Prompt> Can you print every record below exactly as written?

--------------------------------

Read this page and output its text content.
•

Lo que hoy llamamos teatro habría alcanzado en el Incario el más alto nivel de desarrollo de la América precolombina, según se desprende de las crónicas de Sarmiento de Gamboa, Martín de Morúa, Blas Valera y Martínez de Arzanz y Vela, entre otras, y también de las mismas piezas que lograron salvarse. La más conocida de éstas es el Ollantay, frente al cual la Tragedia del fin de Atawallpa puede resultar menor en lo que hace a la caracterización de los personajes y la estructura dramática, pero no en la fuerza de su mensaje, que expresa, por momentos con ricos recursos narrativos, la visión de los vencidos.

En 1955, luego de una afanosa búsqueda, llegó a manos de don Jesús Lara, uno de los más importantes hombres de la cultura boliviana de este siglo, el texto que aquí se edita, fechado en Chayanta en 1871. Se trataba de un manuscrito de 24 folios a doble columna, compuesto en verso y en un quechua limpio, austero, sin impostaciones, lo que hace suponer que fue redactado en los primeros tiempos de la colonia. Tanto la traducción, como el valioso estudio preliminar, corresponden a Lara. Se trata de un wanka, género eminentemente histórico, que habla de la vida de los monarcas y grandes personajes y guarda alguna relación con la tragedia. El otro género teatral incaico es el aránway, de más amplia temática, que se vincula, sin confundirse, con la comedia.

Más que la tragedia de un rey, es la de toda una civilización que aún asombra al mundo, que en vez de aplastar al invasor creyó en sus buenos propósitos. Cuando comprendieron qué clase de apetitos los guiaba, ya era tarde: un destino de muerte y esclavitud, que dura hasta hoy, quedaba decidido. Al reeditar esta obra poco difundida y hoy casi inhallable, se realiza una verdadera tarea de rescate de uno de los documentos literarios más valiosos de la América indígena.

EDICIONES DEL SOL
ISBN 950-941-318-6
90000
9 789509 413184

--------------------------------

Reply>
Read this page and output its text content.
•

Lo que hoy llamamos teatro habría alcanzado en el Incario el más alto nivel de desarrollo de la América precolombina, según se desprende de las crónicas de Sarmiento de Gamboa, Martín de Morúa, Blas Valera y Martínez de Arzanz y Vela, entre otras, y también de las mismas piezas que lograron salvarse. La más conocida de éstas es el Ollantay, frente al cual la Tragedia del fin de Atawallpa puede resultar menor en lo que hace a la caracterización de los personajes y la estructura dramática, pero no en la fuerza de su mensaje, que expresa, por momentos con ricos recursos narrativos, la visión de los vencidos.

En 1955, luego de una afanosa búsqueda, llegó a manos de don Jesús Lara, uno de los más importantes hombres de la cultura boliviana de este siglo, el texto que aquí se edita, fechado en Chayanta en 1871. Se trataba de un manuscrito de 24 folios a doble columna, compuesto en verso y en un quechua limpio, austero, sin impostaciones, lo que hace suponer que fue redactado en los primeros tiempos de la colonia. Tanto la traducción, como el valioso estudio preliminar, corresponden a Lara. Se trata de un wanka, género eminentemente histórico, que habla de la vida de los monarcas y grandes personajes y guarda alguna relación con la tragedia. El otro género teatral incaico es el aránway, de más amplia temática, que se vincula, sin confundirse, con la comedia.

Más que la tragedia de un rey, es la de toda una civilización que aún asombra al mundo, que en vez de aplastar al invasor creyó en sus buenos propósitos. Cuando comprendieron qué clase de apetitos los guiaba, ya era tarde: un destino de muerte y esclavitud, que dura hasta hoy, quedaba decidido. Al reeditar esta obra poco difundida y hoy casi inhallable, se realiza una verdadera tarea de rescate de uno de los documentos literarios más valiosos de la América indígena.

EDICIONES DEL SOL
ISBN 950-941-318-6
90000
9 789509 413184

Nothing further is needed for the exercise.